→ **To do**
Your task is to retype each line of the data below exactly.
--------
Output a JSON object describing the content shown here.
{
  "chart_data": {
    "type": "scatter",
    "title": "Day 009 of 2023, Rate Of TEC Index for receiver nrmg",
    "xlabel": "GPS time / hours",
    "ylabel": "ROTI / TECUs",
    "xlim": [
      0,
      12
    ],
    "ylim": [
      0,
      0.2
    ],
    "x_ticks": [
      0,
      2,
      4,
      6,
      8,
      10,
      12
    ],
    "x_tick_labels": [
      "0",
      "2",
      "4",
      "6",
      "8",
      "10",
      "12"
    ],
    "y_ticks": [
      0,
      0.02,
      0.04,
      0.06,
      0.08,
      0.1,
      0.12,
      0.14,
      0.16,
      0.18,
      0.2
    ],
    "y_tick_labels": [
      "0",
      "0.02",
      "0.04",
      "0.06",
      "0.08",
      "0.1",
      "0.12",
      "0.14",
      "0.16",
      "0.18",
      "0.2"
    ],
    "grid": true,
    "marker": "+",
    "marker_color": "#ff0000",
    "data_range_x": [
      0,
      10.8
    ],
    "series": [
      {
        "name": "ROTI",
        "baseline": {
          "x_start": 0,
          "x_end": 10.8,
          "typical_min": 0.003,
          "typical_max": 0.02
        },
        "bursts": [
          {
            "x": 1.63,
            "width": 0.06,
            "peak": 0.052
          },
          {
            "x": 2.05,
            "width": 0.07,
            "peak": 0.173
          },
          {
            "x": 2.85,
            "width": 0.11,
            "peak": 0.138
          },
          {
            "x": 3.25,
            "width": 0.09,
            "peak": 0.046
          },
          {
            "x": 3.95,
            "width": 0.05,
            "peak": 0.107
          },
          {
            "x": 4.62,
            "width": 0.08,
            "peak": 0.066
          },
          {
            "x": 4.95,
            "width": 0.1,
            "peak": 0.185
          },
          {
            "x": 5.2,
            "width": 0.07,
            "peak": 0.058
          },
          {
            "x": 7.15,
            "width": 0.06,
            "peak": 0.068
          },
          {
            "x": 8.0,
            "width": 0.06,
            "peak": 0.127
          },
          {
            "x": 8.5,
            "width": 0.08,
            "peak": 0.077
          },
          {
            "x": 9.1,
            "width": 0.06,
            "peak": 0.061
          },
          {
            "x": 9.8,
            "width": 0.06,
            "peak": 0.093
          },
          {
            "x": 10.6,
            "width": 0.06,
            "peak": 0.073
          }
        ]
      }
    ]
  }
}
--------
→ **Reply**
Output a JSON object describing the content shown here.
{
  "chart_data": {
    "type": "scatter",
    "title": "Day 009 of 2023, Rate Of TEC Index for receiver nrmg",
    "xlabel": "GPS time / hours",
    "ylabel": "ROTI / TECUs",
    "xlim": [
      0,
      12
    ],
    "ylim": [
      0,
      0.2
    ],
    "x_ticks": [
      0,
      2,
      4,
      6,
      8,
      10,
      12
    ],
    "x_tick_labels": [
      "0",
      "2",
      "4",
      "6",
      "8",
      "10",
      "12"
    ],
    "y_ticks": [
      0,
      0.02,
      0.04,
      0.06,
      0.08,
      0.1,
      0.12,
      0.14,
      0.16,
      0.18,
      0.2
    ],
    "y_tick_labels": [
      "0",
      "0.02",
      "0.04",
      "0.06",
      "0.08",
      "0.1",
      "0.12",
      "0.14",
      "0.16",
      "0.18",
      "0.2"
    ],
    "grid": true,
    "marker": "+",
    "marker_color": "#ff0000",
    "data_range_x": [
      0,
      10.8
    ],
    "series": [
      {
        "name": "ROTI",
        "baseline": {
          "x_start": 0,
          "x_end": 10.8,
          "typical_min": 0.003,
          "typical_max": 0.02
        },
        "bursts": [
          {
            "x": 1.63,
            "width": 0.06,
            "peak": 0.052
          },
          {
            "x": 2.05,
            "width": 0.07,
            "peak": 0.173
          },
          {
            "x": 2.85,
            "width": 0.11,
            "peak": 0.138
          },
          {
            "x": 3.25,
            "width": 0.09,
            "peak": 0.046
          },
          {
            "x": 3.95,
            "width": 0.05,
            "peak": 0.107
          },
          {
            "x": 4.62,
            "width": 0.08,
            "peak": 0.066
          },
          {
            "x": 4.95,
            "width": 0.1,
            "peak": 0.185
          },
          {
            "x": 5.2,
            "width": 0.07,
            "peak": 0.058
          },
          {
            "x": 7.15,
            "width": 0.06,
            "peak": 0.068
          },
          {
            "x": 8.0,
            "width": 0.06,
            "peak": 0.127
          },
          {
            "x": 8.5,
            "width": 0.08,
            "peak": 0.077
          },
          {
            "x": 9.1,
            "width": 0.06,
            "peak": 0.061
          },
          {
            "x": 9.8,
            "width": 0.06,
            "peak": 0.093
          },
          {
            "x": 10.6,
            "width": 0.06,
            "peak": 0.073
          }
        ]
      }
    ]
  }
}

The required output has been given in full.